:: Supplied material ::
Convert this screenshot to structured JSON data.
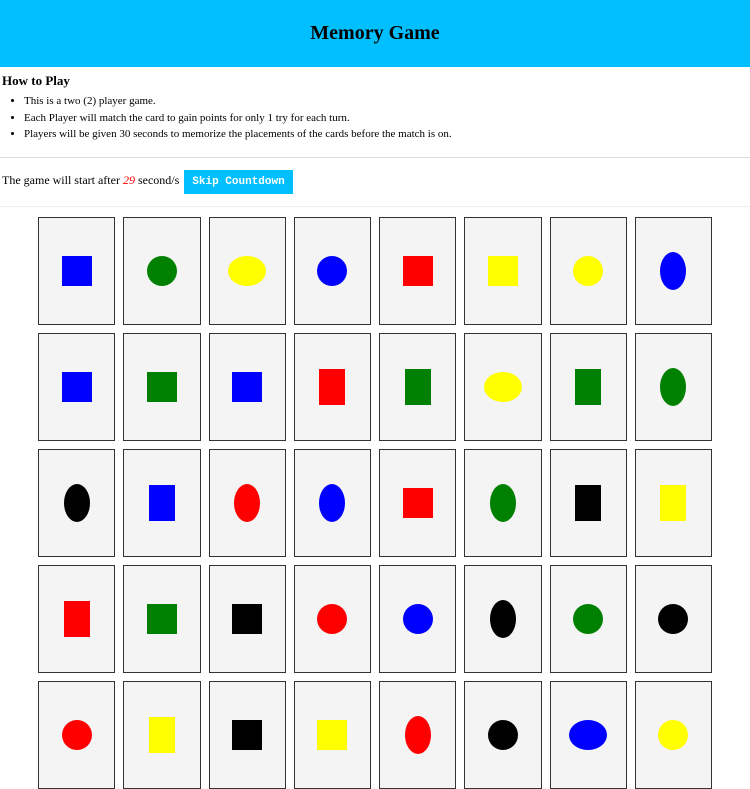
{
  "header": {
    "title": "Memory Game"
  },
  "howto": {
    "heading": "How to Play",
    "items": [
      "This is a two (2) player game.",
      "Each Player will match the card to gain points for only 1 try for each turn.",
      "Players will be given 30 seconds to memorize the placements of the cards before the match is on."
    ]
  },
  "countdown": {
    "prefix": "The game will start after ",
    "value": "29",
    "suffix": " second/s ",
    "skip_label": "Skip Countdown"
  },
  "colors": {
    "blue": "#0000ff",
    "green": "#008000",
    "yellow": "#ffff00",
    "red": "#ff0000",
    "black": "#000000"
  },
  "cards": [
    [
      {
        "shape": "square",
        "color": "blue"
      },
      {
        "shape": "circle",
        "color": "green"
      },
      {
        "shape": "ellipse-h",
        "color": "yellow"
      },
      {
        "shape": "circle",
        "color": "blue"
      },
      {
        "shape": "square",
        "color": "red"
      },
      {
        "shape": "square",
        "color": "yellow"
      },
      {
        "shape": "circle",
        "color": "yellow"
      },
      {
        "shape": "ellipse-v",
        "color": "blue"
      }
    ],
    [
      {
        "shape": "square",
        "color": "blue"
      },
      {
        "shape": "square",
        "color": "green"
      },
      {
        "shape": "square",
        "color": "blue"
      },
      {
        "shape": "rect-v",
        "color": "red"
      },
      {
        "shape": "rect-v",
        "color": "green"
      },
      {
        "shape": "ellipse-h",
        "color": "yellow"
      },
      {
        "shape": "rect-v",
        "color": "green"
      },
      {
        "shape": "ellipse-v",
        "color": "green"
      }
    ],
    [
      {
        "shape": "ellipse-v",
        "color": "black"
      },
      {
        "shape": "rect-v",
        "color": "blue"
      },
      {
        "shape": "ellipse-v",
        "color": "red"
      },
      {
        "shape": "ellipse-v",
        "color": "blue"
      },
      {
        "shape": "square",
        "color": "red"
      },
      {
        "shape": "ellipse-v",
        "color": "green"
      },
      {
        "shape": "rect-v",
        "color": "black"
      },
      {
        "shape": "rect-v",
        "color": "yellow"
      }
    ],
    [
      {
        "shape": "rect-v",
        "color": "red"
      },
      {
        "shape": "square",
        "color": "green"
      },
      {
        "shape": "square",
        "color": "black"
      },
      {
        "shape": "circle",
        "color": "red"
      },
      {
        "shape": "circle",
        "color": "blue"
      },
      {
        "shape": "ellipse-v",
        "color": "black"
      },
      {
        "shape": "circle",
        "color": "green"
      },
      {
        "shape": "circle",
        "color": "black"
      }
    ],
    [
      {
        "shape": "circle",
        "color": "red"
      },
      {
        "shape": "rect-v",
        "color": "yellow"
      },
      {
        "shape": "square",
        "color": "black"
      },
      {
        "shape": "square",
        "color": "yellow"
      },
      {
        "shape": "ellipse-v",
        "color": "red"
      },
      {
        "shape": "circle",
        "color": "black"
      },
      {
        "shape": "ellipse-h",
        "color": "blue"
      },
      {
        "shape": "circle",
        "color": "yellow"
      }
    ]
  ]
}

:: Task goal ::
Copy the material above in full and exactly, skipping pictures.

:: Task solution ::
Convert this screenshot to structured JSON data.
{
  "header": {
    "title": "Memory Game"
  },
  "howto": {
    "heading": "How to Play",
    "items": [
      "This is a two (2) player game.",
      "Each Player will match the card to gain points for only 1 try for each turn.",
      "Players will be given 30 seconds to memorize the placements of the cards before the match is on."
    ]
  },
  "countdown": {
    "prefix": "The game will start after ",
    "value": "29",
    "suffix": " second/s ",
    "skip_label": "Skip Countdown"
  },
  "colors": {
    "blue": "#0000ff",
    "green": "#008000",
    "yellow": "#ffff00",
    "red": "#ff0000",
    "black": "#000000"
  },
  "cards": [
    [
      {
        "shape": "square",
        "color": "blue"
      },
      {
        "shape": "circle",
        "color": "green"
      },
      {
        "shape": "ellipse-h",
        "color": "yellow"
      },
      {
        "shape": "circle",
        "color": "blue"
      },
      {
        "shape": "square",
        "color": "red"
      },
      {
        "shape": "square",
        "color": "yellow"
      },
      {
        "shape": "circle",
        "color": "yellow"
      },
      {
        "shape": "ellipse-v",
        "color": "blue"
      }
    ],
    [
      {
        "shape": "square",
        "color": "blue"
      },
      {
        "shape": "square",
        "color": "green"
      },
      {
        "shape": "square",
        "color": "blue"
      },
      {
        "shape": "rect-v",
        "color": "red"
      },
      {
        "shape": "rect-v",
        "color": "green"
      },
      {
        "shape": "ellipse-h",
        "color": "yellow"
      },
      {
        "shape": "rect-v",
        "color": "green"
      },
      {
        "shape": "ellipse-v",
        "color": "green"
      }
    ],
    [
      {
        "shape": "ellipse-v",
        "color": "black"
      },
      {
        "shape": "rect-v",
        "color": "blue"
      },
      {
        "shape": "ellipse-v",
        "color": "red"
      },
      {
        "shape": "ellipse-v",
        "color": "blue"
      },
      {
        "shape": "square",
        "color": "red"
      },
      {
        "shape": "ellipse-v",
        "color": "green"
      },
      {
        "shape": "rect-v",
        "color": "black"
      },
      {
        "shape": "rect-v",
        "color": "yellow"
      }
    ],
    [
      {
        "shape": "rect-v",
        "color": "red"
      },
      {
        "shape": "square",
        "color": "green"
      },
      {
        "shape": "square",
        "color": "black"
      },
      {
        "shape": "circle",
        "color": "red"
      },
      {
        "shape": "circle",
        "color": "blue"
      },
      {
        "shape": "ellipse-v",
        "color": "black"
      },
      {
        "shape": "circle",
        "color": "green"
      },
      {
        "shape": "circle",
        "color": "black"
      }
    ],
    [
      {
        "shape": "circle",
        "color": "red"
      },
      {
        "shape": "rect-v",
        "color": "yellow"
      },
      {
        "shape": "square",
        "color": "black"
      },
      {
        "shape": "square",
        "color": "yellow"
      },
      {
        "shape": "ellipse-v",
        "color": "red"
      },
      {
        "shape": "circle",
        "color": "black"
      },
      {
        "shape": "ellipse-h",
        "color": "blue"
      },
      {
        "shape": "circle",
        "color": "yellow"
      }
    ]
  ]
}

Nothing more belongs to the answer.